What the exercise asks: If a line in the entries below includes "after", pick it out and copy it.

Figure collection entries:
BEGIN

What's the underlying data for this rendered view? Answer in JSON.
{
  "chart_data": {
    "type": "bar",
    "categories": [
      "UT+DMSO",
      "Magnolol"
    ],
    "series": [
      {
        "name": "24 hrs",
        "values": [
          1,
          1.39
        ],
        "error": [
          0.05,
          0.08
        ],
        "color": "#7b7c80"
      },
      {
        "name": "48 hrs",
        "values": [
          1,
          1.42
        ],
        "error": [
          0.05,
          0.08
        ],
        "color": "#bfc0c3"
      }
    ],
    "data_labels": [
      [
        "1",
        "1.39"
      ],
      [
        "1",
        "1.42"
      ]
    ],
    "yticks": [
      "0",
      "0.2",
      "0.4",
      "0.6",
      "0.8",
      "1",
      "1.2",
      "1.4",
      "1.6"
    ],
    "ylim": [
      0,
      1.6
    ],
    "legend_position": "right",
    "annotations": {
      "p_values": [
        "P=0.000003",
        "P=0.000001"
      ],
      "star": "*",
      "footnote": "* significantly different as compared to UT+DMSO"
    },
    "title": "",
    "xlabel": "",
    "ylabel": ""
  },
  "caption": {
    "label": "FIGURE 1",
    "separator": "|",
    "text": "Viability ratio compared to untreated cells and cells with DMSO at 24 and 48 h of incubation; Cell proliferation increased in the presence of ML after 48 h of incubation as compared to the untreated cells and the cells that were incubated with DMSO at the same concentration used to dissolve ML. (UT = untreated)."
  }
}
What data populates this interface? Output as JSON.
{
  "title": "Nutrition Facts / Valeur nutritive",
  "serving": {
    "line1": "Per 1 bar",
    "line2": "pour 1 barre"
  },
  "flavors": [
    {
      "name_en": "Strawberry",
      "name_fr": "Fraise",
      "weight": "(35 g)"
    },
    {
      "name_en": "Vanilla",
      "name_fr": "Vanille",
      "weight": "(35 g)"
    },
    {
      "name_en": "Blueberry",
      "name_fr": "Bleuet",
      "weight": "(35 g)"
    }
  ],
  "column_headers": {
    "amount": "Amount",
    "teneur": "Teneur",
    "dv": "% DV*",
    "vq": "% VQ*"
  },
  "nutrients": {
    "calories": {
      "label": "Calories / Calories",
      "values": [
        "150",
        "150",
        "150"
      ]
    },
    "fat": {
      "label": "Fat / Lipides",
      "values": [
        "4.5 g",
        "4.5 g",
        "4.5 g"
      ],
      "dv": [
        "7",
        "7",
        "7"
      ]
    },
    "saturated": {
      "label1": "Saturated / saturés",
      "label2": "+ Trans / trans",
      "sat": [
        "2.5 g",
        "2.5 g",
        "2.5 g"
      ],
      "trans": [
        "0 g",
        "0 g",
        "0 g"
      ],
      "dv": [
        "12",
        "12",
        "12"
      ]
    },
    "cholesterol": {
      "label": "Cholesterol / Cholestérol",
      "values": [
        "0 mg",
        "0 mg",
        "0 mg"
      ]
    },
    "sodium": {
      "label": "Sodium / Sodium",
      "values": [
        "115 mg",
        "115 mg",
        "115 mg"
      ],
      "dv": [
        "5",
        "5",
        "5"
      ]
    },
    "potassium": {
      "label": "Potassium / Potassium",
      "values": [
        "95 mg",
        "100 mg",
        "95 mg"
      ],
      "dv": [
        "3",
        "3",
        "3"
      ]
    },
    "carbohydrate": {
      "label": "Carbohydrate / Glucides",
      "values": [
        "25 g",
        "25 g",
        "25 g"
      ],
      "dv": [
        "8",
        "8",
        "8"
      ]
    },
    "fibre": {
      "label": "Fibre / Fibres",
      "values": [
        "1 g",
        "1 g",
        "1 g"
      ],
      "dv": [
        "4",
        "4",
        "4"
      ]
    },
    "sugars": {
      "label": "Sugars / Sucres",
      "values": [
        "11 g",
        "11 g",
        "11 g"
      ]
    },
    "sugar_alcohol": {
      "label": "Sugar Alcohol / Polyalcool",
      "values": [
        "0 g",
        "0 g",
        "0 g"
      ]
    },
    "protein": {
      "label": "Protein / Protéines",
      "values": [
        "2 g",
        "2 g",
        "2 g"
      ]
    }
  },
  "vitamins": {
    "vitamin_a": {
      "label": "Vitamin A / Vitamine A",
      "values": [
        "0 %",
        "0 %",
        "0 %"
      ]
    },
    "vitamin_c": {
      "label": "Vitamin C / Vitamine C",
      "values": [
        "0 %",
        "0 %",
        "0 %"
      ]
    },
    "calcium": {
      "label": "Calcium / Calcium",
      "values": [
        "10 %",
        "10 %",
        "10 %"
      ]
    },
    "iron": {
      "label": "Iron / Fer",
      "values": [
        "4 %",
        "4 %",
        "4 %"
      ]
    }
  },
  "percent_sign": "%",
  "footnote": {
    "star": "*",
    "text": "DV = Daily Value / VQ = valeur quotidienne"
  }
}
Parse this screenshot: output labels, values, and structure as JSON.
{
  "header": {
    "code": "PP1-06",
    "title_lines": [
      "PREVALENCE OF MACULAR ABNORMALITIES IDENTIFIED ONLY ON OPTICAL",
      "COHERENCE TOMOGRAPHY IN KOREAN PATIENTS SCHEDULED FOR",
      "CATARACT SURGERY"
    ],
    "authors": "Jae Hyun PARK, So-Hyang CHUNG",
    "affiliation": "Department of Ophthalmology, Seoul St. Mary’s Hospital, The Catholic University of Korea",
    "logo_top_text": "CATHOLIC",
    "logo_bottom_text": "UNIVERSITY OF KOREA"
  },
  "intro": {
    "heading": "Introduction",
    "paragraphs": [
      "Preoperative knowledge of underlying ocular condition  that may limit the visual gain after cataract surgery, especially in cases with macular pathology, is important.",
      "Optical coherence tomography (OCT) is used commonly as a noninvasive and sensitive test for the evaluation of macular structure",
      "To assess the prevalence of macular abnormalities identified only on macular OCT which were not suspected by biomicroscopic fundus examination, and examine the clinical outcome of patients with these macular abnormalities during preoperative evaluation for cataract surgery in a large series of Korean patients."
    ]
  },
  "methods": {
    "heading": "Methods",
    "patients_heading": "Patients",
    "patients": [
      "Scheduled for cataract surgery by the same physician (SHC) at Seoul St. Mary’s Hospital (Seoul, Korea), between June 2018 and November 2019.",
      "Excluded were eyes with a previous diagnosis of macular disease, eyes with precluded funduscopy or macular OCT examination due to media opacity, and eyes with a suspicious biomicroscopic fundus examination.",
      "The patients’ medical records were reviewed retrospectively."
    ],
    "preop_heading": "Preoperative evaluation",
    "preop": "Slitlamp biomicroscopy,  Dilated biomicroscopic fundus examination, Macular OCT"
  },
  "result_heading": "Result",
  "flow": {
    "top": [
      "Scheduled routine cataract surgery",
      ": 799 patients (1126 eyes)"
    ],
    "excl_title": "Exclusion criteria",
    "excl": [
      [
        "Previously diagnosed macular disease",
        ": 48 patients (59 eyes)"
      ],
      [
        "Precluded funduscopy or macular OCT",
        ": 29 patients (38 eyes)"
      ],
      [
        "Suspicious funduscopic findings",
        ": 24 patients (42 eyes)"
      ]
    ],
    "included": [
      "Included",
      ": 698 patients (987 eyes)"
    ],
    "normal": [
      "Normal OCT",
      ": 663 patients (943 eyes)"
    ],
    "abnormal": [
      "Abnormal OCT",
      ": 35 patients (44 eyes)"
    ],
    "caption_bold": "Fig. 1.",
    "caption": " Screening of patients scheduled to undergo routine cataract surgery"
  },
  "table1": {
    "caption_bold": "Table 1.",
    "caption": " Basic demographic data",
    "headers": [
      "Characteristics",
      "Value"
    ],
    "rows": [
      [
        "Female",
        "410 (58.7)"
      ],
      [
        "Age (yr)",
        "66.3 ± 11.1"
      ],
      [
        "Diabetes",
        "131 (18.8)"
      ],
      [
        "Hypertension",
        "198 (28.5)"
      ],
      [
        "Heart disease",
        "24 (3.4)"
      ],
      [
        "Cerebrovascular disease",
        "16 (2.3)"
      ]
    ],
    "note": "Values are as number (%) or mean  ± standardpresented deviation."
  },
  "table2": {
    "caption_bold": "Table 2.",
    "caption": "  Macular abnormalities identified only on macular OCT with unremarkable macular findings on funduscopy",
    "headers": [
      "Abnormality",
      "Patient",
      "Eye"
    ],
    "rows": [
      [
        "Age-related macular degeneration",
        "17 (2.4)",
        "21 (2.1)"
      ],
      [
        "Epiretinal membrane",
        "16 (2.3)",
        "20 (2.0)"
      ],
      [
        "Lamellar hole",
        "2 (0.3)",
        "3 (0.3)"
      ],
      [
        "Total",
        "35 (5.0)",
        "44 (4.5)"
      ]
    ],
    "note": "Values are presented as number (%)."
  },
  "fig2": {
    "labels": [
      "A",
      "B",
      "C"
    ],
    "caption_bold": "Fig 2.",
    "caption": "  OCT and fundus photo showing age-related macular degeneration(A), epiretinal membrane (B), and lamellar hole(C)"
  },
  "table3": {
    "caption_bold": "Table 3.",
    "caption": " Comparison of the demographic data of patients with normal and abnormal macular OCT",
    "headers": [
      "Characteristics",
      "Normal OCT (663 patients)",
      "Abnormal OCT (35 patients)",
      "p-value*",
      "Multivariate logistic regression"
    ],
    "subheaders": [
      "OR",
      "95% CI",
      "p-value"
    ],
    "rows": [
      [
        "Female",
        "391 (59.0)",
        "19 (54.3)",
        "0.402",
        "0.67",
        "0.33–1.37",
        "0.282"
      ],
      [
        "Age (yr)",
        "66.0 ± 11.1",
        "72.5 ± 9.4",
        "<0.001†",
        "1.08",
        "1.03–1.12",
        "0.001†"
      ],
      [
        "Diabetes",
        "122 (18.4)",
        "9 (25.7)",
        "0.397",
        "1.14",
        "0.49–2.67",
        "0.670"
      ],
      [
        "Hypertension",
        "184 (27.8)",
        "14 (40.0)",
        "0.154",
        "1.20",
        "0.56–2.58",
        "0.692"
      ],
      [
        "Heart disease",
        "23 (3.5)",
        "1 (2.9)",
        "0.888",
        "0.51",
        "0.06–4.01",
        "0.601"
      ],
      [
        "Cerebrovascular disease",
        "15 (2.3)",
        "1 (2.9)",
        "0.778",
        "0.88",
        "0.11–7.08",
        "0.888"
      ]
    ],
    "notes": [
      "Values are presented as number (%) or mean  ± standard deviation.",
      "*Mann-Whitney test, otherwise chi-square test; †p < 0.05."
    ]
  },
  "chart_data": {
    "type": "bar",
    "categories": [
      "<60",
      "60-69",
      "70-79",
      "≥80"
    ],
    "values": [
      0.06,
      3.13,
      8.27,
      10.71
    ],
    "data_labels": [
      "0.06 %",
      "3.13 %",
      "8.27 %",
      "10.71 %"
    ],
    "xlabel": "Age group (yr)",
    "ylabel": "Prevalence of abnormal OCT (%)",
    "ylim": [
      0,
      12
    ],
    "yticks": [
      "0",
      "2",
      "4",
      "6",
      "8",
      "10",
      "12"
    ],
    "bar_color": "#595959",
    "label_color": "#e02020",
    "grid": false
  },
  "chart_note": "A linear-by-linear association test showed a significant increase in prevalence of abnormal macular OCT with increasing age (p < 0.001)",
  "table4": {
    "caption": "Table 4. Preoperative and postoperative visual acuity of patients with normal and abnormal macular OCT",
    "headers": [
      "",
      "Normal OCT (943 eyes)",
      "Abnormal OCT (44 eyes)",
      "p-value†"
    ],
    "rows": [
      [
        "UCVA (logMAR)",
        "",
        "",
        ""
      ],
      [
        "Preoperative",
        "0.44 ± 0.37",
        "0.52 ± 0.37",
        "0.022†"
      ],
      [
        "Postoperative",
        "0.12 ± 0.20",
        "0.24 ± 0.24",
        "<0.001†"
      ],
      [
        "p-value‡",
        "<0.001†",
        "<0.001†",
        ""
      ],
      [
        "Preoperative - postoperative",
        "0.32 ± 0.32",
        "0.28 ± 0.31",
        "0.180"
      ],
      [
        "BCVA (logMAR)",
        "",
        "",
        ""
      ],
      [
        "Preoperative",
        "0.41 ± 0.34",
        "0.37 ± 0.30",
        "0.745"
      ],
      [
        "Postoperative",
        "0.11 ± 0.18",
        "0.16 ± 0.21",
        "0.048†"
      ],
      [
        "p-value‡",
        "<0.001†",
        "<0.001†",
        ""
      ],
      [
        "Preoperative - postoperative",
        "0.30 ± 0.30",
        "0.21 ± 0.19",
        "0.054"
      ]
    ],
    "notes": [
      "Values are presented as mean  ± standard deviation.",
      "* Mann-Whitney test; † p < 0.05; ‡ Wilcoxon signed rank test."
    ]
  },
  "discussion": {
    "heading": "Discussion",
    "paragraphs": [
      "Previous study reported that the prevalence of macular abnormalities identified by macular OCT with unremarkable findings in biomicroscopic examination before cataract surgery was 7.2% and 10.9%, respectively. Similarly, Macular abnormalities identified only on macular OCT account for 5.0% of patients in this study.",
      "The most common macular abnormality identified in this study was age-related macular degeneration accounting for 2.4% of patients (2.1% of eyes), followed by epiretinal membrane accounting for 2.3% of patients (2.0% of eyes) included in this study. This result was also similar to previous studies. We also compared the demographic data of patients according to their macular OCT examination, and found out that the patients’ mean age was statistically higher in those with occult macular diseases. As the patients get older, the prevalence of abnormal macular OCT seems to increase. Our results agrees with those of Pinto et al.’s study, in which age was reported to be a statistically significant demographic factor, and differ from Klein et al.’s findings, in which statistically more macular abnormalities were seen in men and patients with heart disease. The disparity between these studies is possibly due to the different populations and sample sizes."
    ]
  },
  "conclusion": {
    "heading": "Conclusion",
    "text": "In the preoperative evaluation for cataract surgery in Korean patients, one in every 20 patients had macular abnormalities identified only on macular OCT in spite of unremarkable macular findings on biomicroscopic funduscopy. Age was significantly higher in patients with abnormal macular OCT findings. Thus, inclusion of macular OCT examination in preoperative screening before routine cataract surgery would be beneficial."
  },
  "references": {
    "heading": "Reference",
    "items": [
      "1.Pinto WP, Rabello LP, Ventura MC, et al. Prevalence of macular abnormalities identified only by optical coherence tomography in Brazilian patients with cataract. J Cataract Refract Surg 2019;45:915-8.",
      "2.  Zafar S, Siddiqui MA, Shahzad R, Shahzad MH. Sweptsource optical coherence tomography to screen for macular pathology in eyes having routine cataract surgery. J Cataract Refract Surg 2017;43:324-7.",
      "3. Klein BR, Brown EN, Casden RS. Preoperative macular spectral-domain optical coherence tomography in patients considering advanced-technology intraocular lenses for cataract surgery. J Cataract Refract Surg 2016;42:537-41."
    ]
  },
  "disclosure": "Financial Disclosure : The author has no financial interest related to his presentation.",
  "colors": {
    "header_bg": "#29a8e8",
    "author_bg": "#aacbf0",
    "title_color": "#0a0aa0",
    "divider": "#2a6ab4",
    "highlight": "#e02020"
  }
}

END

Reply:
    "text": "Viability ratio compared to untreated cells and cells with DMSO at 24 and 48 h of incubation; Cell proliferation increased in the presence of ML after 48 h of incubation as compared to the untreated cells and the cells that were incubated with DMSO at the same concentration used to dissolve ML. (UT = untreated)."
      "Preoperative knowledge of underlying ocular condition  that may limit the visual gain after cataract surgery, especially in cases with macular pathology, is important.",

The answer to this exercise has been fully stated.